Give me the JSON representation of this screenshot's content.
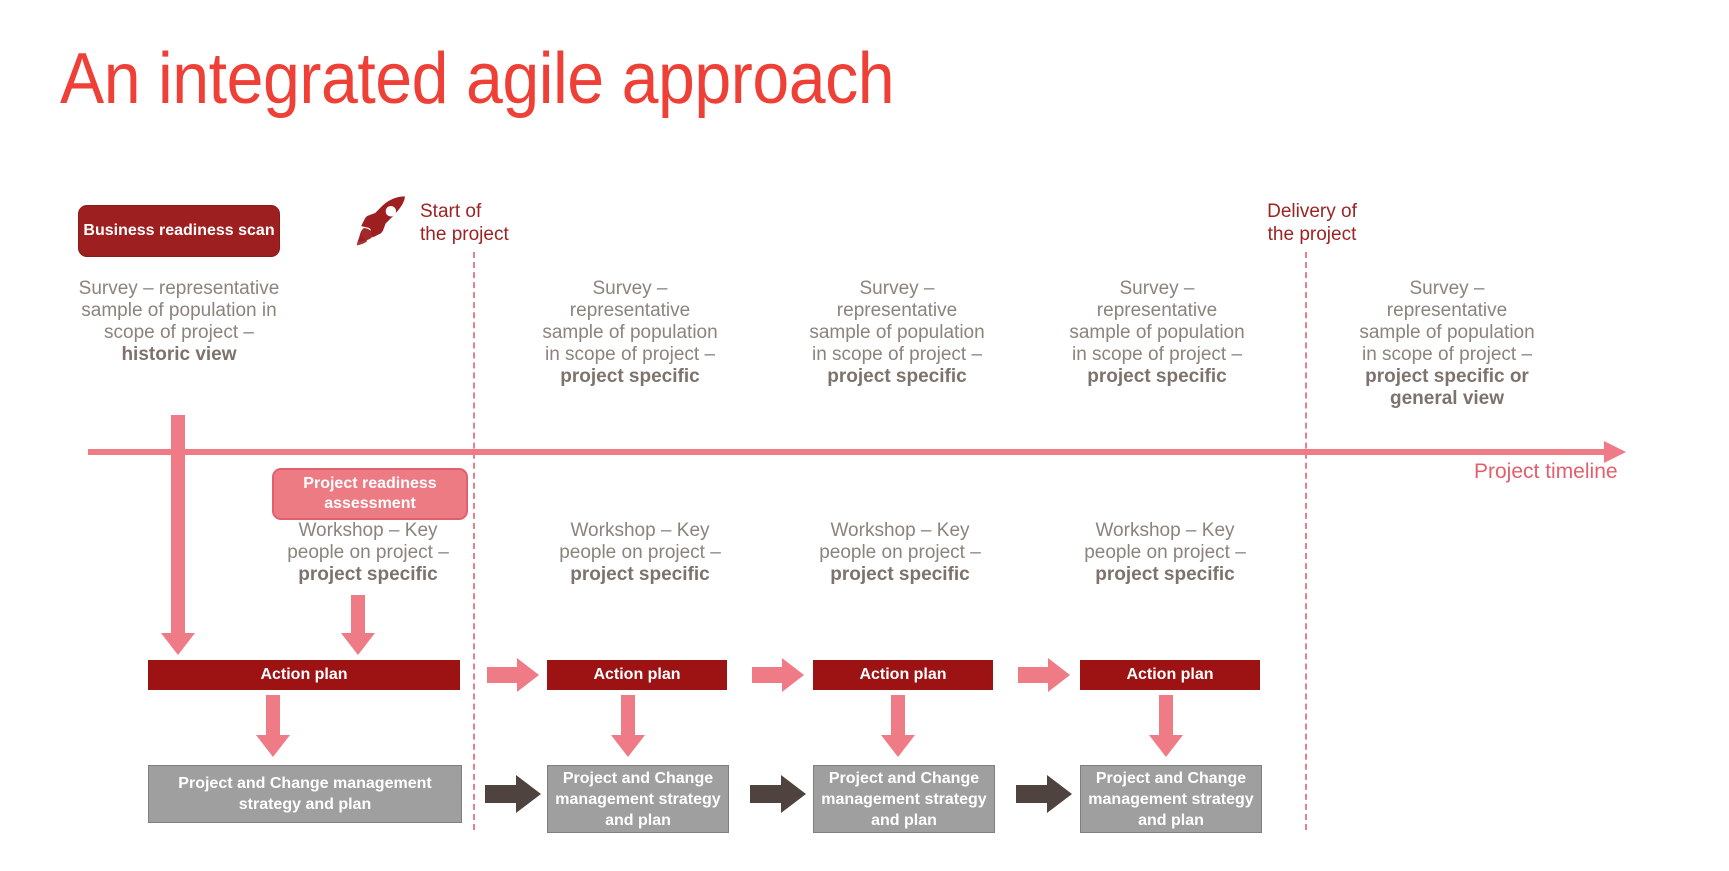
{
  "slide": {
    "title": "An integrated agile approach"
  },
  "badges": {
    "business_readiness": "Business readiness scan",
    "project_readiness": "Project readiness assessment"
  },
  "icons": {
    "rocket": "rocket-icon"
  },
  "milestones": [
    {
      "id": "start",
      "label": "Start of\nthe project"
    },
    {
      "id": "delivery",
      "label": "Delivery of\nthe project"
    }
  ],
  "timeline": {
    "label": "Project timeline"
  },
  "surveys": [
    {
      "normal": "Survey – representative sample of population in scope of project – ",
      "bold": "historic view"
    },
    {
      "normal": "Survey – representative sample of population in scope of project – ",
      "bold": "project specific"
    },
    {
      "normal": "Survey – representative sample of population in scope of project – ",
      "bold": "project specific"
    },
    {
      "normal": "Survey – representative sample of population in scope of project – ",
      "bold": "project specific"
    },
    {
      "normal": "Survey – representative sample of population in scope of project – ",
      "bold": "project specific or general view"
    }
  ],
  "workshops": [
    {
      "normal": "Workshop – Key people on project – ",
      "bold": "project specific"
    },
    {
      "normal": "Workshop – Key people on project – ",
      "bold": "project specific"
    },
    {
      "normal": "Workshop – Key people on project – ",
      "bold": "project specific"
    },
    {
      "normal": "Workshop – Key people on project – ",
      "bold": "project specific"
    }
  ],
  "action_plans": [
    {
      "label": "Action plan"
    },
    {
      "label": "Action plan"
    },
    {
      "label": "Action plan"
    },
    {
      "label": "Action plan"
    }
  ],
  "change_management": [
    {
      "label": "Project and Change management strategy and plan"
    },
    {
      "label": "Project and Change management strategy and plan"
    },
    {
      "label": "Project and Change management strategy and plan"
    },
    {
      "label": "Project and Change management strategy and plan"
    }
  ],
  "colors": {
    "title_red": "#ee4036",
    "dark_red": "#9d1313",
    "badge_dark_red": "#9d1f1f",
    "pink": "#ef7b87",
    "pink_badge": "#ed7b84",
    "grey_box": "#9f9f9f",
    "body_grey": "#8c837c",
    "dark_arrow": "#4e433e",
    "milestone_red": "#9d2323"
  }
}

= = =

| Given request |
Report the number of lines in the entries above that include the word "nthe" and add nothing to it.

| Task answer |
2